* _TASK REQUIREMENTS_
Give the number of lines containing the word "this", and nothing else.

Dataset excerpt
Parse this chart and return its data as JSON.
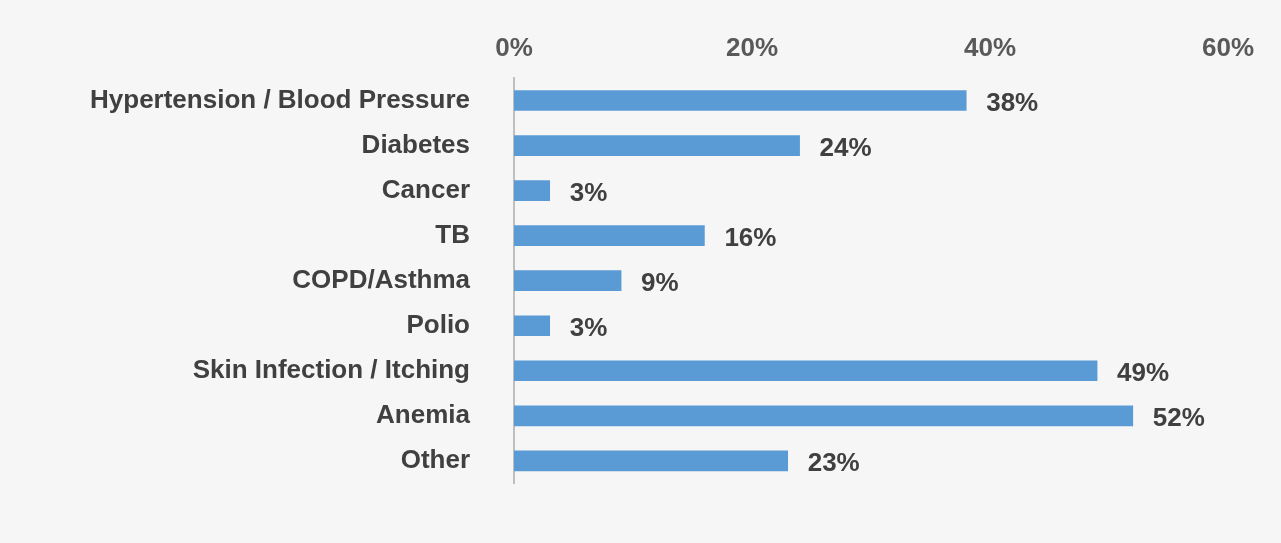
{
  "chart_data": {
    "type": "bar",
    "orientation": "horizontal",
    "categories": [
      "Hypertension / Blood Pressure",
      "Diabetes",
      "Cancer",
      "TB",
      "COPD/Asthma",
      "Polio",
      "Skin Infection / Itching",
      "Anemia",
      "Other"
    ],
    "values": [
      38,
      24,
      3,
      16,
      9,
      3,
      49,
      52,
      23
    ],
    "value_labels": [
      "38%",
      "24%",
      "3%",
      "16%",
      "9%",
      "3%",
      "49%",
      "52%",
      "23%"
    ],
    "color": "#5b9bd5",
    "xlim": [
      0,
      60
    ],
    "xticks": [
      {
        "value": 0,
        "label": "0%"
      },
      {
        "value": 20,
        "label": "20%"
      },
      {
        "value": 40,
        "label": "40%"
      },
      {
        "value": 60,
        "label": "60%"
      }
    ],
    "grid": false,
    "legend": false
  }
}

* * *

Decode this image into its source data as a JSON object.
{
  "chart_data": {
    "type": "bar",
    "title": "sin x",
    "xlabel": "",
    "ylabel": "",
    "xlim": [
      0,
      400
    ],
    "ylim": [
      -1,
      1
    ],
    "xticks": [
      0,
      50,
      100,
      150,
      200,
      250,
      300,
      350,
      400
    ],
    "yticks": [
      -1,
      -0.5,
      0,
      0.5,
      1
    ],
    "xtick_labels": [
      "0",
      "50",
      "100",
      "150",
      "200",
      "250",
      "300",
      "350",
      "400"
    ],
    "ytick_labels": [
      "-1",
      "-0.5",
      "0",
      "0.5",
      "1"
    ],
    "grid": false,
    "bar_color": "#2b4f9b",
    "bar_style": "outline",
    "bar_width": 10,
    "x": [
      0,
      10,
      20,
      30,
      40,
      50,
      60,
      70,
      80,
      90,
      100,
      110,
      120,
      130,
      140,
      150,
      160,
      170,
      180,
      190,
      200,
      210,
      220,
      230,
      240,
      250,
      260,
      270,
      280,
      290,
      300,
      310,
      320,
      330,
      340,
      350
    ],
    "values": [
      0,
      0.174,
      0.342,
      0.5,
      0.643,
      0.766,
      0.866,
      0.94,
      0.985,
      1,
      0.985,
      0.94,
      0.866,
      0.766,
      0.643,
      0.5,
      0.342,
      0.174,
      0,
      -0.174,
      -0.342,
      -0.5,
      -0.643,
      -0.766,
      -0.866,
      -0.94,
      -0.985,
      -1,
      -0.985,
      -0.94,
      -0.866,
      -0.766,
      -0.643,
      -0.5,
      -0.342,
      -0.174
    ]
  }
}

* _CORRECT RESPONSE_
2